* **EXERCISE REQUIREMENTS**:
Copy every line, leaving nothing out and adding nothing.

* **AVAILABLE DATA**:
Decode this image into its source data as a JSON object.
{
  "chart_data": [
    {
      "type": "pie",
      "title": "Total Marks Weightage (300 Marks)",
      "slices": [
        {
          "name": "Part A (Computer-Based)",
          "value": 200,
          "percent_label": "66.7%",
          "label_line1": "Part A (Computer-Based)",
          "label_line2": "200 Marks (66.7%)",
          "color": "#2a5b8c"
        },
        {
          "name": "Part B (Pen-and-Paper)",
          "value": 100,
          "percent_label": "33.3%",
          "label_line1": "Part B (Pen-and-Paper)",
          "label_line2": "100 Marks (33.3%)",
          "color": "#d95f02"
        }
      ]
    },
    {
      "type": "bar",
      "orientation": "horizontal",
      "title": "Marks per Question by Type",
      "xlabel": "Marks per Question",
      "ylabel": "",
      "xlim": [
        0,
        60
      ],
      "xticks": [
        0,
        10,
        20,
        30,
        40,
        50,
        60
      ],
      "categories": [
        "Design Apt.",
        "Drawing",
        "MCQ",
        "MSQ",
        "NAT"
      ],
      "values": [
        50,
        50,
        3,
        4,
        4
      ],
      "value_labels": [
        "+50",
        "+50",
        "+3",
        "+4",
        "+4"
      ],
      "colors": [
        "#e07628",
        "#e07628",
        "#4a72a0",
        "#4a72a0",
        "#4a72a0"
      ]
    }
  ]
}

* **REPLY TO THE EXERCISE**:
Decode this image into its source data as a JSON object.
{
  "chart_data": [
    {
      "type": "pie",
      "title": "Total Marks Weightage (300 Marks)",
      "slices": [
        {
          "name": "Part A (Computer-Based)",
          "value": 200,
          "percent_label": "66.7%",
          "label_line1": "Part A (Computer-Based)",
          "label_line2": "200 Marks (66.7%)",
          "color": "#2a5b8c"
        },
        {
          "name": "Part B (Pen-and-Paper)",
          "value": 100,
          "percent_label": "33.3%",
          "label_line1": "Part B (Pen-and-Paper)",
          "label_line2": "100 Marks (33.3%)",
          "color": "#d95f02"
        }
      ]
    },
    {
      "type": "bar",
      "orientation": "horizontal",
      "title": "Marks per Question by Type",
      "xlabel": "Marks per Question",
      "ylabel": "",
      "xlim": [
        0,
        60
      ],
      "xticks": [
        0,
        10,
        20,
        30,
        40,
        50,
        60
      ],
      "categories": [
        "Design Apt.",
        "Drawing",
        "MCQ",
        "MSQ",
        "NAT"
      ],
      "values": [
        50,
        50,
        3,
        4,
        4
      ],
      "value_labels": [
        "+50",
        "+50",
        "+3",
        "+4",
        "+4"
      ],
      "colors": [
        "#e07628",
        "#e07628",
        "#4a72a0",
        "#4a72a0",
        "#4a72a0"
      ]
    }
  ]
}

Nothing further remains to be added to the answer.